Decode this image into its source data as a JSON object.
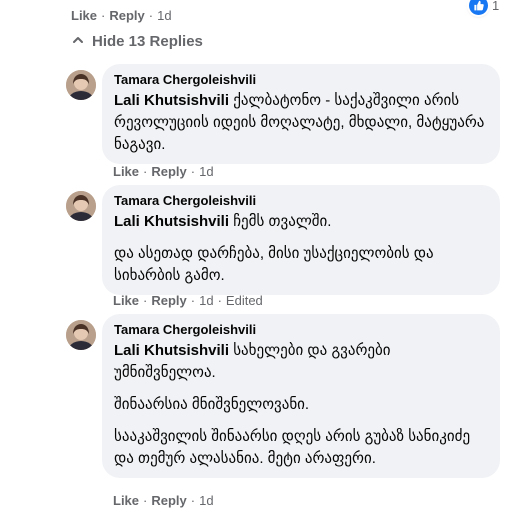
{
  "top_actions": {
    "like": "Like",
    "reply": "Reply",
    "time": "1d",
    "reaction_count": "1"
  },
  "hide_replies": "Hide 13 Replies",
  "comments": [
    {
      "author": "Tamara Chergoleishvili",
      "mention": "Lali Khutsishvili",
      "paragraphs": [
        "ქალბატონო - საქაკშვილი არის რევოლუციის იდეის მოღალატე, მხდალი, მატყუარა ნაგავი."
      ],
      "actions": {
        "like": "Like",
        "reply": "Reply",
        "time": "1d",
        "edited": ""
      }
    },
    {
      "author": "Tamara Chergoleishvili",
      "mention": "Lali Khutsishvili",
      "paragraphs": [
        "ჩემს თვალში.",
        "და ასეთად დარჩება, მისი უსაქციელობის და სიხარბის გამო."
      ],
      "actions": {
        "like": "Like",
        "reply": "Reply",
        "time": "1d",
        "edited": "Edited"
      }
    },
    {
      "author": "Tamara Chergoleishvili",
      "mention": "Lali Khutsishvili",
      "paragraphs": [
        "სახელები და გვარები უმნიშვნელოა.",
        "შინაარსია მნიშვნელოვანი.",
        "სააკაშვილის შინაარსი დღეს არის გუბაზ სანიკიძე და თემურ ალასანია. მეტი არაფერი."
      ],
      "actions": {
        "like": "Like",
        "reply": "Reply",
        "time": "1d",
        "edited": ""
      }
    }
  ],
  "colors": {
    "accent": "#1877f2",
    "bubble": "#f0f2f5",
    "muted": "#65676b"
  },
  "icons": {
    "reaction": "thumbs-up-icon",
    "toggle": "chevron-up-icon"
  }
}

════

What the task asks — Each record above is to be restated exactly, with its pictures removed from the copy.

Solution to this exercise —
Decode this image into its source data as a JSON object.
{
  "top_actions": {
    "like": "Like",
    "reply": "Reply",
    "time": "1d",
    "reaction_count": "1"
  },
  "hide_replies": "Hide 13 Replies",
  "comments": [
    {
      "author": "Tamara Chergoleishvili",
      "mention": "Lali Khutsishvili",
      "paragraphs": [
        "ქალბატონო - საქაკშვილი არის რევოლუციის იდეის მოღალატე, მხდალი, მატყუარა ნაგავი."
      ],
      "actions": {
        "like": "Like",
        "reply": "Reply",
        "time": "1d",
        "edited": ""
      }
    },
    {
      "author": "Tamara Chergoleishvili",
      "mention": "Lali Khutsishvili",
      "paragraphs": [
        "ჩემს თვალში.",
        "და ასეთად დარჩება, მისი უსაქციელობის და სიხარბის გამო."
      ],
      "actions": {
        "like": "Like",
        "reply": "Reply",
        "time": "1d",
        "edited": "Edited"
      }
    },
    {
      "author": "Tamara Chergoleishvili",
      "mention": "Lali Khutsishvili",
      "paragraphs": [
        "სახელები და გვარები უმნიშვნელოა.",
        "შინაარსია მნიშვნელოვანი.",
        "სააკაშვილის შინაარსი დღეს არის გუბაზ სანიკიძე და თემურ ალასანია. მეტი არაფერი."
      ],
      "actions": {
        "like": "Like",
        "reply": "Reply",
        "time": "1d",
        "edited": ""
      }
    }
  ],
  "colors": {
    "accent": "#1877f2",
    "bubble": "#f0f2f5",
    "muted": "#65676b"
  },
  "icons": {
    "reaction": "thumbs-up-icon",
    "toggle": "chevron-up-icon"
  }
}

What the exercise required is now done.